▶ _Short problem_: Using the records below, report how many lines hold "performance", with no extra text.

▶ _Material shown_:
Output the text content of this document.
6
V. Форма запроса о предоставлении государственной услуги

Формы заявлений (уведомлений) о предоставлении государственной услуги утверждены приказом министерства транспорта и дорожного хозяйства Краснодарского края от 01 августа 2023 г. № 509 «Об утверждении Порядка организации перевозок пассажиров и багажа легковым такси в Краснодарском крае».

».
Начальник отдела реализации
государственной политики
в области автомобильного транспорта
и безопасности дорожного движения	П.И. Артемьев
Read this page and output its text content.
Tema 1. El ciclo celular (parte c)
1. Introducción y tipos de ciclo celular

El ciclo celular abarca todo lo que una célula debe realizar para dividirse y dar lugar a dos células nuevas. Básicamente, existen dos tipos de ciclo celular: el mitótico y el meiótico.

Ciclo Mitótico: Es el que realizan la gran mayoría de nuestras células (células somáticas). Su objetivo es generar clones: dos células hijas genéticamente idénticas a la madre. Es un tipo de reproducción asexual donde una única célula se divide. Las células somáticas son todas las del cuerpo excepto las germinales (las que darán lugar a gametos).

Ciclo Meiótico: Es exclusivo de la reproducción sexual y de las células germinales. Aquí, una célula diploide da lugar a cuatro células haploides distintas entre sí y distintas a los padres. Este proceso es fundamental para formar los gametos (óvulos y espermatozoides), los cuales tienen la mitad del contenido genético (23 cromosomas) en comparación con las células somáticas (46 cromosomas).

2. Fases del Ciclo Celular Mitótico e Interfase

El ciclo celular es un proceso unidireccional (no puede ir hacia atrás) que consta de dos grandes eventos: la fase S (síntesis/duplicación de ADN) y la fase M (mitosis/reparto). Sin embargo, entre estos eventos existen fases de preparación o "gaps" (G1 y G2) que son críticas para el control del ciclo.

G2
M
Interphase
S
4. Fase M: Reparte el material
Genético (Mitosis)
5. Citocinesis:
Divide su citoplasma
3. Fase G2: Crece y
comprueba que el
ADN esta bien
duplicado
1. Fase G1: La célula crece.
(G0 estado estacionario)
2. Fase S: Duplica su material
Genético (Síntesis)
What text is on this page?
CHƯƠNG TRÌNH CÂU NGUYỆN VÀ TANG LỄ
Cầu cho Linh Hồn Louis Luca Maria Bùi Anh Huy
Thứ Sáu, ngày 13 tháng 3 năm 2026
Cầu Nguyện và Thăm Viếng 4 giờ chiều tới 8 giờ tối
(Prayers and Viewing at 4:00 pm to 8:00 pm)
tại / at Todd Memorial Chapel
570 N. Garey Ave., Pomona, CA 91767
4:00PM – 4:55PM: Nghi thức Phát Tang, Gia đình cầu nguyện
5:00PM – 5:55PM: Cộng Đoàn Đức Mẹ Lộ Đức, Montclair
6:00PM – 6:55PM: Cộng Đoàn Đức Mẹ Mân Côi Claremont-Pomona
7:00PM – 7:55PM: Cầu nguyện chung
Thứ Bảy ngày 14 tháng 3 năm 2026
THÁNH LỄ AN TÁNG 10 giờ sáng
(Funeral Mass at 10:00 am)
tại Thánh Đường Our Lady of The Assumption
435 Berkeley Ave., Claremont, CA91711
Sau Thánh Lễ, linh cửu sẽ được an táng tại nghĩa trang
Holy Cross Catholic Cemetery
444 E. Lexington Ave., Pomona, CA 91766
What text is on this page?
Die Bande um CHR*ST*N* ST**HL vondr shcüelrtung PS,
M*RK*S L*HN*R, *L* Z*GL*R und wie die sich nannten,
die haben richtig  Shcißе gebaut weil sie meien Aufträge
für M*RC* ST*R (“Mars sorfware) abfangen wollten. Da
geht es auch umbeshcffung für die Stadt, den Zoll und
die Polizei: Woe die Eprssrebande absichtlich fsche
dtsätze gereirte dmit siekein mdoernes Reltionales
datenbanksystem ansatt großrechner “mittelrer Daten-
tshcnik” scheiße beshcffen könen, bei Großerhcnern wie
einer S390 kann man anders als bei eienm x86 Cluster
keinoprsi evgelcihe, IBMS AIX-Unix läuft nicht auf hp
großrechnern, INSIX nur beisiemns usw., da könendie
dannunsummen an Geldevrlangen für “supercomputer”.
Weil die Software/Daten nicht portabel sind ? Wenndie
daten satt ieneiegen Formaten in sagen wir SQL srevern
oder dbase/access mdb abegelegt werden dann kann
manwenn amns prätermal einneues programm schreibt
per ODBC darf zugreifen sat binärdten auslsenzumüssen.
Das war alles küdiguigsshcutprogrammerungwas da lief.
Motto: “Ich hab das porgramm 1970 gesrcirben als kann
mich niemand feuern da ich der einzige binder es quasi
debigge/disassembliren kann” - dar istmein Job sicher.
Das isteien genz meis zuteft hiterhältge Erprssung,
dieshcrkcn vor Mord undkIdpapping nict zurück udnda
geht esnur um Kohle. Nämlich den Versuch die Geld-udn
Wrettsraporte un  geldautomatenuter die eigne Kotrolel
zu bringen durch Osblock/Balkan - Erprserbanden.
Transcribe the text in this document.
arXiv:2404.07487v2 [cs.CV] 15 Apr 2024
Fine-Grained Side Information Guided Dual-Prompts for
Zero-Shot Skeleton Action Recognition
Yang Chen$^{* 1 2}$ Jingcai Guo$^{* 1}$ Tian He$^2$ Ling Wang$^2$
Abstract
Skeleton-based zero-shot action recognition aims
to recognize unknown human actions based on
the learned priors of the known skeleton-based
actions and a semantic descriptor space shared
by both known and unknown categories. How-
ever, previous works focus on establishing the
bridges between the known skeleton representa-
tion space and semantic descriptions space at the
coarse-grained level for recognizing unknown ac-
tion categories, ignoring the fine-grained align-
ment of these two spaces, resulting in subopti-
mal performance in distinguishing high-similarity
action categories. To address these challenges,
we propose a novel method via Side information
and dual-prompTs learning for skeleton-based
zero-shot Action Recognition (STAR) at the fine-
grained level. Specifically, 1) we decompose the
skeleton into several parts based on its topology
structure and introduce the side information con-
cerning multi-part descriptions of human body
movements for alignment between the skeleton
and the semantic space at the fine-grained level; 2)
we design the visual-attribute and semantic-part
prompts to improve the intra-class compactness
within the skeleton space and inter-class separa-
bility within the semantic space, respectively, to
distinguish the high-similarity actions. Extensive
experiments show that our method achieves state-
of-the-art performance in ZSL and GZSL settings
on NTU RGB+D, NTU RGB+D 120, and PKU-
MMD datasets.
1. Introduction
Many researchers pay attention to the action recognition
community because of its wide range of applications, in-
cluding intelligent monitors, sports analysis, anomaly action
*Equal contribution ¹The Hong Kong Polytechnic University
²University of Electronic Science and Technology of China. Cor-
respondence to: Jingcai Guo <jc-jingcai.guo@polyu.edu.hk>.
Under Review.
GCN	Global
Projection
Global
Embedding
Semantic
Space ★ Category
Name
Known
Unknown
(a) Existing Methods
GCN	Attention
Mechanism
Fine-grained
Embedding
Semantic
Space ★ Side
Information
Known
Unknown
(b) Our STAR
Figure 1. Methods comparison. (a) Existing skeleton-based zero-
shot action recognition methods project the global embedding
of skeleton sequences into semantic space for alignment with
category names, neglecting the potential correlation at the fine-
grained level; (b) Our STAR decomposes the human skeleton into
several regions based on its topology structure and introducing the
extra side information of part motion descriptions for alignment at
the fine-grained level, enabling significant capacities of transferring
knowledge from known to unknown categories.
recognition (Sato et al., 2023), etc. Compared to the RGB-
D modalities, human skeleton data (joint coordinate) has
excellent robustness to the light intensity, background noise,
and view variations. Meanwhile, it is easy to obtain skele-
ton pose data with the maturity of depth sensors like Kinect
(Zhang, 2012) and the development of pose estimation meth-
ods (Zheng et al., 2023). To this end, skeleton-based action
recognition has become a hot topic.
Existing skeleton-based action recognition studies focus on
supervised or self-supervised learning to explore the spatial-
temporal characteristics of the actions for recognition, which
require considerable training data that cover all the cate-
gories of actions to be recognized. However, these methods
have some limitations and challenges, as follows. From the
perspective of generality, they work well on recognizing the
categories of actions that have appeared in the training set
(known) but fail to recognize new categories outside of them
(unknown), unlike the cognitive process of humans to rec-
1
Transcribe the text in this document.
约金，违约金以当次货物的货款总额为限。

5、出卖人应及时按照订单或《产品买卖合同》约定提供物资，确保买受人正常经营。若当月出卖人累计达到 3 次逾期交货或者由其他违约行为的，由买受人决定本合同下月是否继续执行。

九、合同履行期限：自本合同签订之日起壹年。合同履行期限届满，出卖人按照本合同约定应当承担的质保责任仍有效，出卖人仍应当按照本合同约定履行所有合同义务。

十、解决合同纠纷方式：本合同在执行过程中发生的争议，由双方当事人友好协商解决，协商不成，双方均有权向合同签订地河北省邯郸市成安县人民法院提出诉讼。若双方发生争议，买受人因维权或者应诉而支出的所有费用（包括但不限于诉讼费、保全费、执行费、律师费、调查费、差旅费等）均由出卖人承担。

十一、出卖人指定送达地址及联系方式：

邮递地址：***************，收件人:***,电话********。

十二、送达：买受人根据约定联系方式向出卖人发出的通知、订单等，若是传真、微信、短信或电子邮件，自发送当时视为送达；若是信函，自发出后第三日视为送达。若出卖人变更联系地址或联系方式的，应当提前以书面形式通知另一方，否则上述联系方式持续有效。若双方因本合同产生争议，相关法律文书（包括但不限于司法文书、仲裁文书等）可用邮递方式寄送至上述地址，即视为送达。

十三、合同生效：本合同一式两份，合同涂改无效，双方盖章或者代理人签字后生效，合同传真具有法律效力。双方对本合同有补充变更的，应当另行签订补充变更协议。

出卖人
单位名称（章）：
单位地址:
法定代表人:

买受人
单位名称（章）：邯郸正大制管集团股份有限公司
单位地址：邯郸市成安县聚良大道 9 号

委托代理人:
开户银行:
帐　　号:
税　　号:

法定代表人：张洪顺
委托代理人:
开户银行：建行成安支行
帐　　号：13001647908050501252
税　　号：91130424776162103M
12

▶ _Exercise answer_: 2